- What is being asked -
Draw out every line with the word "than" from the listing below.

>> Begin Listed records

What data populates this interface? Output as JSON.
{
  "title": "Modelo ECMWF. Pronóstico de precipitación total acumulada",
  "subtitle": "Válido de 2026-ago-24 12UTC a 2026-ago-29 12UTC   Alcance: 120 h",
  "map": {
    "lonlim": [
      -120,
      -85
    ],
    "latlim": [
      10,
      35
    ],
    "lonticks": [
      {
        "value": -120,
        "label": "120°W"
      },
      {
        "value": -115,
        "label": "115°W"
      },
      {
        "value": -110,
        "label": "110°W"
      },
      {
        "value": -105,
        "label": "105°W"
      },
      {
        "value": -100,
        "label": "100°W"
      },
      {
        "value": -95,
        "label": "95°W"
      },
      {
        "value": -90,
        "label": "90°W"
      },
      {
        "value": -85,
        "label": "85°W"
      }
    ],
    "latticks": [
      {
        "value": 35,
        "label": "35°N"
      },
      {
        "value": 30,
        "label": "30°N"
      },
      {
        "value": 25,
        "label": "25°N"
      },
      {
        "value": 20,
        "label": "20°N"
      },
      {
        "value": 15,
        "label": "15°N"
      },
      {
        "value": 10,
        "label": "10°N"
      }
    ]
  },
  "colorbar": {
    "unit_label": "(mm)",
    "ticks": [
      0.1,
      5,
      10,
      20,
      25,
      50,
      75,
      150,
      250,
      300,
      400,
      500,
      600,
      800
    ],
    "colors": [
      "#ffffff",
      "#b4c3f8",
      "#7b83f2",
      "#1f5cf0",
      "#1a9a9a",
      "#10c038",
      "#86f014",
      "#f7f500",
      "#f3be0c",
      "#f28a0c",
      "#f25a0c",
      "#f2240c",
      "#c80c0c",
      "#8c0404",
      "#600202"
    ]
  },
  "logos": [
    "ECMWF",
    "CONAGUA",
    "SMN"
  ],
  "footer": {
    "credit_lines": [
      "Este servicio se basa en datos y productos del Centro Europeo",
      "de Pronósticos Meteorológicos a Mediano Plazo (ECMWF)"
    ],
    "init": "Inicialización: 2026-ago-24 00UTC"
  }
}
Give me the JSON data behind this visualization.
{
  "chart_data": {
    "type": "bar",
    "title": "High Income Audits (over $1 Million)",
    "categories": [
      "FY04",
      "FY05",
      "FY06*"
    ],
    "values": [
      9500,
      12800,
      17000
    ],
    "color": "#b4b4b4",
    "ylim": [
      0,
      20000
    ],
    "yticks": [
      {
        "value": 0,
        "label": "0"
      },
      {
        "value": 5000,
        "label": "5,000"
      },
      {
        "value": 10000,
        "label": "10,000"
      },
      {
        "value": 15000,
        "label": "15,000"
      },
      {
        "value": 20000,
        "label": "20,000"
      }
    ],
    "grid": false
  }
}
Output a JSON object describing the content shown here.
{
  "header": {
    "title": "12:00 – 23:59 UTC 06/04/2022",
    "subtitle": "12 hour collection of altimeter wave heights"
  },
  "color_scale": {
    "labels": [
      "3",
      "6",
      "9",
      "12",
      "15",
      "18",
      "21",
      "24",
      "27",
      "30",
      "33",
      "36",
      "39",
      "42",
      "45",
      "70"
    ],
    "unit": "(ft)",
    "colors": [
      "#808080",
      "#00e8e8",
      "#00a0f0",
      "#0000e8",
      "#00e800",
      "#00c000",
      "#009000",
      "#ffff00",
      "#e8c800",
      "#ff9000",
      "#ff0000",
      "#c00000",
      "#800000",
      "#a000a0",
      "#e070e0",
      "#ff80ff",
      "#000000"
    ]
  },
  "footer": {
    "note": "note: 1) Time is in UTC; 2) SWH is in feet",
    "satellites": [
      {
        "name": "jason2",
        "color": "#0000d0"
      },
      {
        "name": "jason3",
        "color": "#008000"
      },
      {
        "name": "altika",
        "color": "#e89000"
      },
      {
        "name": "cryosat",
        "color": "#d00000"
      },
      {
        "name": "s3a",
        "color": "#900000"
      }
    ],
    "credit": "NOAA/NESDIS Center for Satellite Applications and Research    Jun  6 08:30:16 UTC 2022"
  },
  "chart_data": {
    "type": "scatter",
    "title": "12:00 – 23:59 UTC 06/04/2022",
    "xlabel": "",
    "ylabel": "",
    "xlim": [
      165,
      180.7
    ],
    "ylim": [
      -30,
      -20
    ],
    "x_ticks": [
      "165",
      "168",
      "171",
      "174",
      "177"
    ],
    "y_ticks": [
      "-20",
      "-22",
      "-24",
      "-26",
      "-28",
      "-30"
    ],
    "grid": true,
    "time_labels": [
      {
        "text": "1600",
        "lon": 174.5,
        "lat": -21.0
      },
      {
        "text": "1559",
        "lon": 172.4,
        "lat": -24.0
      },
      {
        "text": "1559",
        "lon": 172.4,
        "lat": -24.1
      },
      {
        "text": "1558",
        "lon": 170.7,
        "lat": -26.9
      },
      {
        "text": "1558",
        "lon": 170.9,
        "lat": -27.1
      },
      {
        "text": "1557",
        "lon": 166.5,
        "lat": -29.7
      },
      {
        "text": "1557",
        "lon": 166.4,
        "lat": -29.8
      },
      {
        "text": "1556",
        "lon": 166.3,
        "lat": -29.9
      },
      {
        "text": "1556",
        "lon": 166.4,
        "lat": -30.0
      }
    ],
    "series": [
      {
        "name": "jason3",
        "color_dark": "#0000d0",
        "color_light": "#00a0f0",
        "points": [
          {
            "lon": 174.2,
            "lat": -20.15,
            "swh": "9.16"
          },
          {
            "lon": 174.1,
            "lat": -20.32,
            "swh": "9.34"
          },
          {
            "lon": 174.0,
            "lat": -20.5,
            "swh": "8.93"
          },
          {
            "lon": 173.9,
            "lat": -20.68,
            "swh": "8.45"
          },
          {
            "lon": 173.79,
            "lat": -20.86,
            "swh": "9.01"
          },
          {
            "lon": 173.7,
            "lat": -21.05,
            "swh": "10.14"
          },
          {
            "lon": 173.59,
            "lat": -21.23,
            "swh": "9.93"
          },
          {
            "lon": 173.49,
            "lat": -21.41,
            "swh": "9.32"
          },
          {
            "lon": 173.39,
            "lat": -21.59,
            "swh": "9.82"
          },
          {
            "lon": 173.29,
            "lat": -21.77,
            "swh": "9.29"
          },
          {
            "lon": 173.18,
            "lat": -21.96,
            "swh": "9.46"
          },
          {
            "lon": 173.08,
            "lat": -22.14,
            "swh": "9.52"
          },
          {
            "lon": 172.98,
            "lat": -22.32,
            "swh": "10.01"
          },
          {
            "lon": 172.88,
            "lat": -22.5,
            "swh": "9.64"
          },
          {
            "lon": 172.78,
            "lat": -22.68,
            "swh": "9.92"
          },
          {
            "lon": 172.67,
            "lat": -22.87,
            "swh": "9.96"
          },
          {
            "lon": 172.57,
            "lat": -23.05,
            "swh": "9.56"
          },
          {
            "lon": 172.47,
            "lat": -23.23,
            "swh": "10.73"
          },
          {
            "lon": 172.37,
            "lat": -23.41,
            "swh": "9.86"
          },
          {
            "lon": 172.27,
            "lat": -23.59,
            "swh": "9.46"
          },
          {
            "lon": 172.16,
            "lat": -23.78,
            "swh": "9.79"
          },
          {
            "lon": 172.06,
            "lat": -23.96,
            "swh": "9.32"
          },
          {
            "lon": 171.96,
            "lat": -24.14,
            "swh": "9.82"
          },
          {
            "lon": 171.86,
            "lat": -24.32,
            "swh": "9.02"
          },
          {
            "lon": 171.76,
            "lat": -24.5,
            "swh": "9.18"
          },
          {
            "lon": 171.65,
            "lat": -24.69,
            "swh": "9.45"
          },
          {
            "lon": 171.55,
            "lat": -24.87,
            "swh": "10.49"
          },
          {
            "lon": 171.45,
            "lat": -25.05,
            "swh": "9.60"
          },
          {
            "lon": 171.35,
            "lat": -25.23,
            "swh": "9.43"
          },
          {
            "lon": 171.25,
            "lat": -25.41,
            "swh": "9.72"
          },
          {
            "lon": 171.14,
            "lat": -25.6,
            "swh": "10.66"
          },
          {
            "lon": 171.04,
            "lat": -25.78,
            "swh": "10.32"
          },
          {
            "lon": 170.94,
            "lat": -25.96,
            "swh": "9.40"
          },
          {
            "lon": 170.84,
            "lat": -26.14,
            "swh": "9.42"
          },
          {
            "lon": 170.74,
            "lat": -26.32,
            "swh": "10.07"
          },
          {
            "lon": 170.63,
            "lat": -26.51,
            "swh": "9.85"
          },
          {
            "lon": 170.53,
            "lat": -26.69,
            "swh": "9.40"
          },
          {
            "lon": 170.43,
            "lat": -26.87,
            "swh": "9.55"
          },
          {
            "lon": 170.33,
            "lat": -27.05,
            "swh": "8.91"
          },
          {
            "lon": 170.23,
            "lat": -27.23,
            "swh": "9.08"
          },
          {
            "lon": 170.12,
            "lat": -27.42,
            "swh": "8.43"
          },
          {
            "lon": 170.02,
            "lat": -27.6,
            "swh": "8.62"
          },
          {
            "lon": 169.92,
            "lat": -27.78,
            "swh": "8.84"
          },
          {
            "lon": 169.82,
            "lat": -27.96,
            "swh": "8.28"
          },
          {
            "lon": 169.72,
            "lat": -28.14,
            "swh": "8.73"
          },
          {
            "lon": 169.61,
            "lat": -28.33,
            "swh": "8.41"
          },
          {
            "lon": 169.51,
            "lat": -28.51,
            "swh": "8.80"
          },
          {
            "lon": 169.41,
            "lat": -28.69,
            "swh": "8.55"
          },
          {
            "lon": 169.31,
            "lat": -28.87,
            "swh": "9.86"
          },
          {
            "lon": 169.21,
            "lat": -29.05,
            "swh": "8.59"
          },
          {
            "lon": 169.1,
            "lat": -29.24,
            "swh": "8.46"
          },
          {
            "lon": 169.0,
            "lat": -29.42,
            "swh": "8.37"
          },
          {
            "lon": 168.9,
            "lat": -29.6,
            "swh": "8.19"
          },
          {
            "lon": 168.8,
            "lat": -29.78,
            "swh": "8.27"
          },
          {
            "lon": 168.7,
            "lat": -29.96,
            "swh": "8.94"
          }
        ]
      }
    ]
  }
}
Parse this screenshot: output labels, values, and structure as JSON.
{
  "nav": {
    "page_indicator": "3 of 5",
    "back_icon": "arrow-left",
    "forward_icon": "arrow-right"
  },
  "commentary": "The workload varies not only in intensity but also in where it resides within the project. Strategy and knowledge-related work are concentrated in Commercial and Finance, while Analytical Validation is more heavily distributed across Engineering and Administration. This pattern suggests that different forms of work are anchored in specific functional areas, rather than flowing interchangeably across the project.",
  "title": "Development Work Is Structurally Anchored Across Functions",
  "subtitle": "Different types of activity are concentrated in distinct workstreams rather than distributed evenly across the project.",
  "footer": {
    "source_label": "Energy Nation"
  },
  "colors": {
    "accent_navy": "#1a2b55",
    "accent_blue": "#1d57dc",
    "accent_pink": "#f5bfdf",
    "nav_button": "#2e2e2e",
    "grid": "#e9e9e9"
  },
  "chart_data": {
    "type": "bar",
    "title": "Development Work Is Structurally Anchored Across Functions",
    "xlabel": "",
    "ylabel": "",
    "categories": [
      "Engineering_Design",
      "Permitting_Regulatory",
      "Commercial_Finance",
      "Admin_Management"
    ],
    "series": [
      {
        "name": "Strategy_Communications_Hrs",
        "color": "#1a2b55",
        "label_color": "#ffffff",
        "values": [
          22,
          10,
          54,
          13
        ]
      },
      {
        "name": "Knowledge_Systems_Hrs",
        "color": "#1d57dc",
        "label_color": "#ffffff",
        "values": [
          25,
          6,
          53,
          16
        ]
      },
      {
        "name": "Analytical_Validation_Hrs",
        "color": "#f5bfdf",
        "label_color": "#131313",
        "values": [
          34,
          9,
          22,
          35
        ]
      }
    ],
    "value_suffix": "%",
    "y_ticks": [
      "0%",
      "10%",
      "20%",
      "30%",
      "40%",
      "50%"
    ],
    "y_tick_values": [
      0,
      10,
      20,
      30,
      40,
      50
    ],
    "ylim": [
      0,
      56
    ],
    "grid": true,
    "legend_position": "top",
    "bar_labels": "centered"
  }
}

>> End Listed records

- Solution -
  "commentary": "The workload varies not only in intensity but also in where it resides within the project. Strategy and knowledge-related work are concentrated in Commercial and Finance, while Analytical Validation is more heavily distributed across Engineering and Administration. This pattern suggests that different forms of work are anchored in specific functional areas, rather than flowing interchangeably across the project.",
  "subtitle": "Different types of activity are concentrated in distinct workstreams rather than distributed evenly across the project.",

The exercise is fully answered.